> [STATED EXERCISE] Write out the data again exactly, skipping every picture.

> [SUPPLIED RECORDS]
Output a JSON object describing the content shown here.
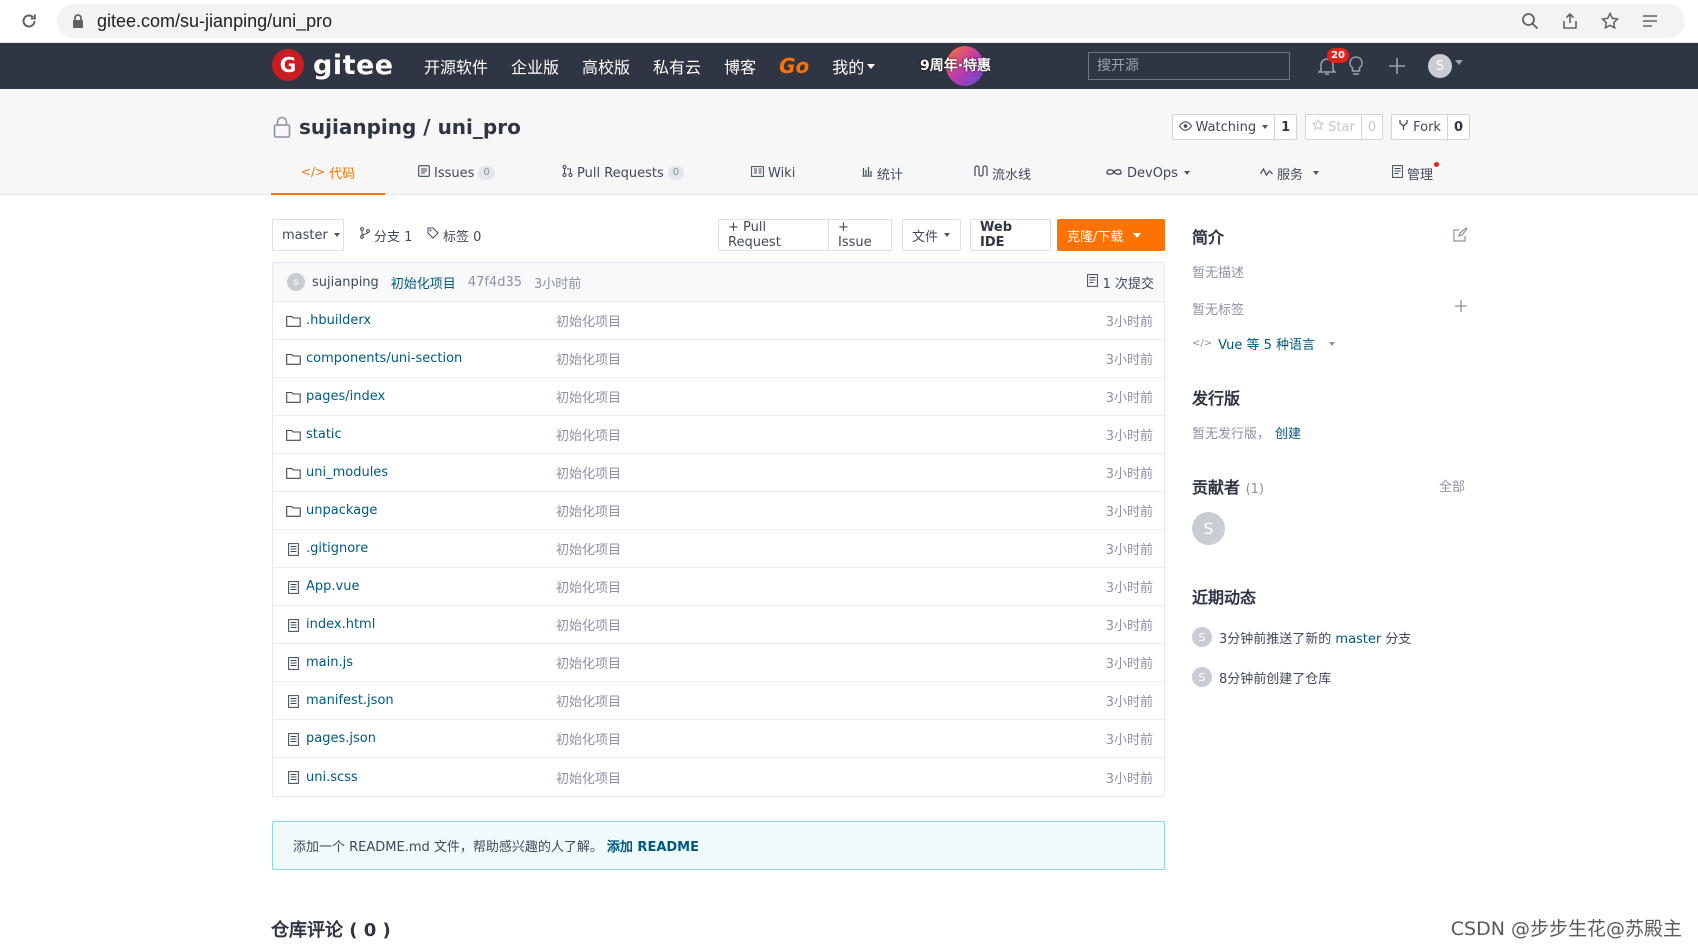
{
  "browser": {
    "url": "gitee.com/su-jianping/uni_pro"
  },
  "header": {
    "logo_text": "gitee",
    "nav": [
      "开源软件",
      "企业版",
      "高校版",
      "私有云",
      "博客"
    ],
    "nav_go": "Go",
    "nav_mine": "我的",
    "promo": "9周年·特惠",
    "search_placeholder": "搜开源",
    "notification_count": "20",
    "avatar_letter": "S",
    "accent": "#fe7300",
    "background": "#2f3542"
  },
  "project": {
    "owner": "sujianping",
    "separator": " / ",
    "name": "uni_pro",
    "watching_label": "Watching",
    "watching_count": "1",
    "star_label": "Star",
    "star_count": "0",
    "fork_label": "Fork",
    "fork_count": "0",
    "tabs": [
      {
        "label": "代码",
        "icon": "code-icon"
      },
      {
        "label": "Issues",
        "count": "0",
        "icon": "issue-icon"
      },
      {
        "label": "Pull Requests",
        "count": "0",
        "icon": "pull-request-icon"
      },
      {
        "label": "Wiki",
        "icon": "wiki-icon"
      },
      {
        "label": "统计",
        "icon": "chart-icon"
      },
      {
        "label": "流水线",
        "icon": "pipeline-icon"
      },
      {
        "label": "DevOps",
        "icon": "infinity-icon"
      },
      {
        "label": "服务",
        "icon": "service-icon"
      },
      {
        "label": "管理",
        "icon": "manage-icon"
      }
    ]
  },
  "toolbar": {
    "branch": "master",
    "branches": "分支 1",
    "tags": "标签 0",
    "pull_request": "+ Pull Request",
    "issue": "+ Issue",
    "file_menu": "文件",
    "web_ide": "Web IDE",
    "clone": "克隆/下载"
  },
  "commit": {
    "avatar_letter": "s",
    "author": "sujianping",
    "message": "初始化项目",
    "sha": "47f4d35",
    "time": "3小时前",
    "count": "1 次提交"
  },
  "files": [
    {
      "name": ".hbuilderx",
      "type": "folder",
      "message": "初始化项目",
      "time": "3小时前"
    },
    {
      "name": "components/uni-section",
      "type": "folder",
      "message": "初始化项目",
      "time": "3小时前"
    },
    {
      "name": "pages/index",
      "type": "folder",
      "message": "初始化项目",
      "time": "3小时前"
    },
    {
      "name": "static",
      "type": "folder",
      "message": "初始化项目",
      "time": "3小时前"
    },
    {
      "name": "uni_modules",
      "type": "folder",
      "message": "初始化项目",
      "time": "3小时前"
    },
    {
      "name": "unpackage",
      "type": "folder",
      "message": "初始化项目",
      "time": "3小时前"
    },
    {
      "name": ".gitignore",
      "type": "file",
      "message": "初始化项目",
      "time": "3小时前"
    },
    {
      "name": "App.vue",
      "type": "file",
      "message": "初始化项目",
      "time": "3小时前"
    },
    {
      "name": "index.html",
      "type": "file",
      "message": "初始化项目",
      "time": "3小时前"
    },
    {
      "name": "main.js",
      "type": "file",
      "message": "初始化项目",
      "time": "3小时前"
    },
    {
      "name": "manifest.json",
      "type": "file",
      "message": "初始化项目",
      "time": "3小时前"
    },
    {
      "name": "pages.json",
      "type": "file",
      "message": "初始化项目",
      "time": "3小时前"
    },
    {
      "name": "uni.scss",
      "type": "file",
      "message": "初始化项目",
      "time": "3小时前"
    }
  ],
  "readme_tip": {
    "text": "添加一个 README.md 文件，帮助感兴趣的人了解。",
    "link": "添加 README"
  },
  "comments_title": "仓库评论 ( 0 )",
  "sidebar": {
    "intro_title": "简介",
    "no_desc": "暂无描述",
    "no_tags": "暂无标签",
    "language": "Vue 等 5 种语言",
    "releases_title": "发行版",
    "no_releases": "暂无发行版，",
    "create_link": "创建",
    "contributors_title": "贡献者",
    "contributors_count": "(1)",
    "all_link": "全部",
    "contributor_letter": "S",
    "activity_title": "近期动态",
    "activity": [
      {
        "avatar": "S",
        "text_before": "3分钟前推送了新的 ",
        "branch": "master",
        "text_after": " 分支"
      },
      {
        "avatar": "S",
        "text_before": "8分钟前创建了仓库",
        "branch": "",
        "text_after": ""
      }
    ]
  },
  "watermark": "CSDN @步步生花@苏殿主"
}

> [RESPONSE]
Output a JSON object describing the content shown here.
{
  "browser": {
    "url": "gitee.com/su-jianping/uni_pro"
  },
  "header": {
    "logo_text": "gitee",
    "nav": [
      "开源软件",
      "企业版",
      "高校版",
      "私有云",
      "博客"
    ],
    "nav_go": "Go",
    "nav_mine": "我的",
    "promo": "9周年·特惠",
    "search_placeholder": "搜开源",
    "notification_count": "20",
    "avatar_letter": "S",
    "accent": "#fe7300",
    "background": "#2f3542"
  },
  "project": {
    "owner": "sujianping",
    "separator": " / ",
    "name": "uni_pro",
    "watching_label": "Watching",
    "watching_count": "1",
    "star_label": "Star",
    "star_count": "0",
    "fork_label": "Fork",
    "fork_count": "0",
    "tabs": [
      {
        "label": "代码",
        "icon": "code-icon"
      },
      {
        "label": "Issues",
        "count": "0",
        "icon": "issue-icon"
      },
      {
        "label": "Pull Requests",
        "count": "0",
        "icon": "pull-request-icon"
      },
      {
        "label": "Wiki",
        "icon": "wiki-icon"
      },
      {
        "label": "统计",
        "icon": "chart-icon"
      },
      {
        "label": "流水线",
        "icon": "pipeline-icon"
      },
      {
        "label": "DevOps",
        "icon": "infinity-icon"
      },
      {
        "label": "服务",
        "icon": "service-icon"
      },
      {
        "label": "管理",
        "icon": "manage-icon"
      }
    ]
  },
  "toolbar": {
    "branch": "master",
    "branches": "分支 1",
    "tags": "标签 0",
    "pull_request": "+ Pull Request",
    "issue": "+ Issue",
    "file_menu": "文件",
    "web_ide": "Web IDE",
    "clone": "克隆/下载"
  },
  "commit": {
    "avatar_letter": "s",
    "author": "sujianping",
    "message": "初始化项目",
    "sha": "47f4d35",
    "time": "3小时前",
    "count": "1 次提交"
  },
  "files": [
    {
      "name": ".hbuilderx",
      "type": "folder",
      "message": "初始化项目",
      "time": "3小时前"
    },
    {
      "name": "components/uni-section",
      "type": "folder",
      "message": "初始化项目",
      "time": "3小时前"
    },
    {
      "name": "pages/index",
      "type": "folder",
      "message": "初始化项目",
      "time": "3小时前"
    },
    {
      "name": "static",
      "type": "folder",
      "message": "初始化项目",
      "time": "3小时前"
    },
    {
      "name": "uni_modules",
      "type": "folder",
      "message": "初始化项目",
      "time": "3小时前"
    },
    {
      "name": "unpackage",
      "type": "folder",
      "message": "初始化项目",
      "time": "3小时前"
    },
    {
      "name": ".gitignore",
      "type": "file",
      "message": "初始化项目",
      "time": "3小时前"
    },
    {
      "name": "App.vue",
      "type": "file",
      "message": "初始化项目",
      "time": "3小时前"
    },
    {
      "name": "index.html",
      "type": "file",
      "message": "初始化项目",
      "time": "3小时前"
    },
    {
      "name": "main.js",
      "type": "file",
      "message": "初始化项目",
      "time": "3小时前"
    },
    {
      "name": "manifest.json",
      "type": "file",
      "message": "初始化项目",
      "time": "3小时前"
    },
    {
      "name": "pages.json",
      "type": "file",
      "message": "初始化项目",
      "time": "3小时前"
    },
    {
      "name": "uni.scss",
      "type": "file",
      "message": "初始化项目",
      "time": "3小时前"
    }
  ],
  "readme_tip": {
    "text": "添加一个 README.md 文件，帮助感兴趣的人了解。",
    "link": "添加 README"
  },
  "comments_title": "仓库评论 ( 0 )",
  "sidebar": {
    "intro_title": "简介",
    "no_desc": "暂无描述",
    "no_tags": "暂无标签",
    "language": "Vue 等 5 种语言",
    "releases_title": "发行版",
    "no_releases": "暂无发行版，",
    "create_link": "创建",
    "contributors_title": "贡献者",
    "contributors_count": "(1)",
    "all_link": "全部",
    "contributor_letter": "S",
    "activity_title": "近期动态",
    "activity": [
      {
        "avatar": "S",
        "text_before": "3分钟前推送了新的 ",
        "branch": "master",
        "text_after": " 分支"
      },
      {
        "avatar": "S",
        "text_before": "8分钟前创建了仓库",
        "branch": "",
        "text_after": ""
      }
    ]
  },
  "watermark": "CSDN @步步生花@苏殿主"
}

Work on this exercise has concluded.